> _WHAT TO PRODUCE_: Copy out the lines unchanged, beginning with the line containing "318, 1072, 327]" and continuing through the line containing "386, 936, 395]".

** start of RECORDS PROVIDED **

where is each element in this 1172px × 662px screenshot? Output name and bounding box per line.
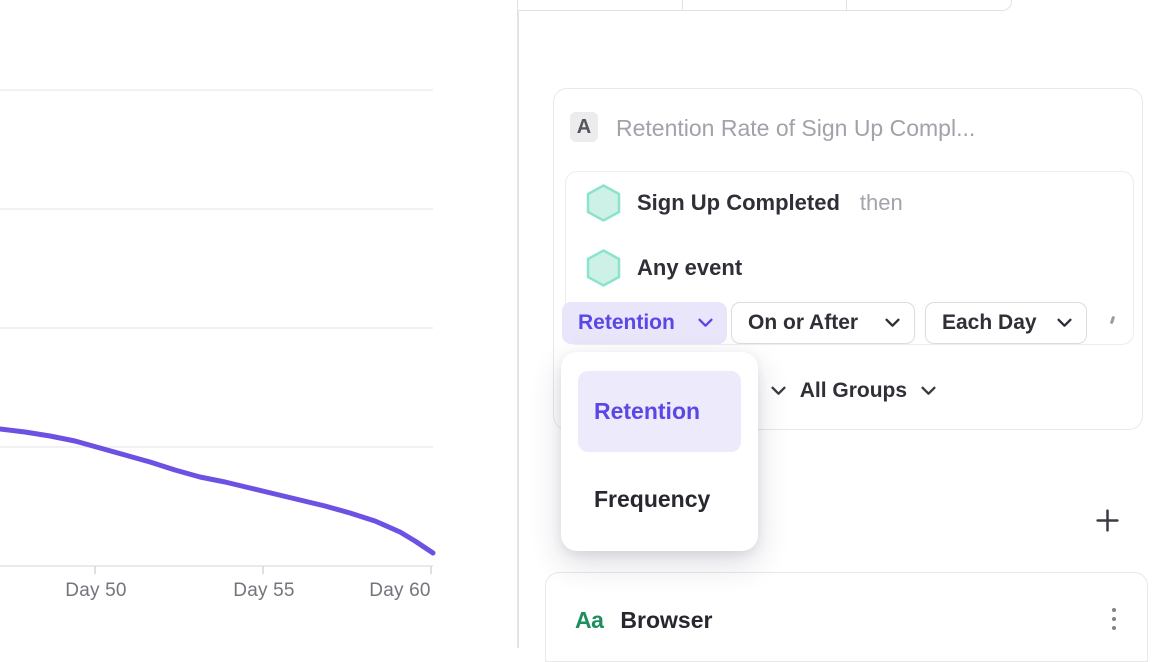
chevron-down-icon	[1057, 318, 1072, 327]
series-a-badge: A	[570, 112, 598, 142]
all-groups-dropdown-label[interactable]: All Groups	[799, 379, 908, 402]
event-name: Sign Up Completed	[637, 190, 840, 215]
retention-line-chart	[0, 89, 436, 574]
chevron-down-icon	[921, 386, 936, 395]
metric-dropdown-menu: Retention Frequency	[561, 352, 758, 551]
timing-dropdown-label: On or After	[748, 311, 859, 334]
metric-dropdown-label: Retention	[578, 311, 675, 334]
retention-chart-panel: Day 50 Day 55 Day 60	[0, 0, 518, 648]
event-hexagon-icon	[586, 249, 621, 287]
event-hexagon-icon	[586, 184, 621, 222]
top-tab-partial-1[interactable]	[518, 0, 682, 10]
metric-dropdown-button[interactable]: Retention	[562, 302, 727, 344]
top-tab-partial-2[interactable]	[681, 0, 847, 10]
chevron-down-icon	[698, 318, 713, 327]
event-row-any-event[interactable]: Any event	[586, 249, 742, 287]
add-breakdown-button[interactable]	[1090, 503, 1124, 537]
x-axis-label: Day 55	[233, 580, 295, 601]
kebab-dot	[1111, 616, 1117, 622]
interval-dropdown-button[interactable]: Each Day	[925, 302, 1087, 344]
secondary-controls-row: e All Groups	[745, 374, 936, 408]
breakdown-row[interactable]: Aa Browser	[575, 598, 712, 642]
text-property-icon: Aa	[575, 606, 604, 633]
menu-option-frequency[interactable]: Frequency	[578, 464, 741, 534]
event-row-sign-up-completed[interactable]: Sign Up Completed then	[586, 184, 903, 222]
timing-dropdown-button[interactable]: On or After	[731, 302, 915, 344]
top-segmented-bar	[517, 0, 1012, 11]
interval-dropdown-label: Each Day	[942, 311, 1037, 334]
kebab-menu-icon[interactable]	[1103, 596, 1125, 642]
chevron-down-icon	[771, 386, 786, 395]
menu-option-retention[interactable]: Retention	[578, 371, 741, 452]
x-axis-label: Day 50	[65, 580, 127, 601]
plus-icon	[1095, 508, 1119, 532]
event-name: Any event	[637, 255, 743, 280]
x-axis-label: Day 60	[369, 580, 431, 601]
series-a-badge-label: A	[576, 115, 592, 138]
breakdown-property-label: Browser	[620, 606, 713, 633]
panel-divider	[517, 0, 519, 648]
menu-option-label: Frequency	[594, 485, 711, 512]
chevron-down-icon	[885, 318, 900, 327]
top-tab-partial-3[interactable]	[846, 0, 1011, 10]
kebab-dot	[1111, 625, 1117, 631]
event-suffix: then	[859, 190, 903, 215]
breakdown-card	[545, 572, 1148, 662]
query-title-input[interactable]: Retention Rate of Sign Up Compl...	[616, 115, 976, 141]
kebab-dot	[1111, 607, 1117, 613]
menu-option-label: Retention	[594, 398, 701, 424]
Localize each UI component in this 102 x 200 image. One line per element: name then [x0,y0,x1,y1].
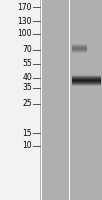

** end of RECORDS PROVIDED **

> _EXERCISE OUTPUT_:
chevron-down-icon	[1057, 318, 1072, 327]
series-a-badge: A	[570, 112, 598, 142]
all-groups-dropdown-label[interactable]: All Groups	[799, 379, 908, 402]
event-name: Sign Up Completed	[637, 190, 840, 215]
retention-line-chart	[0, 89, 436, 574]
chevron-down-icon	[921, 386, 936, 395]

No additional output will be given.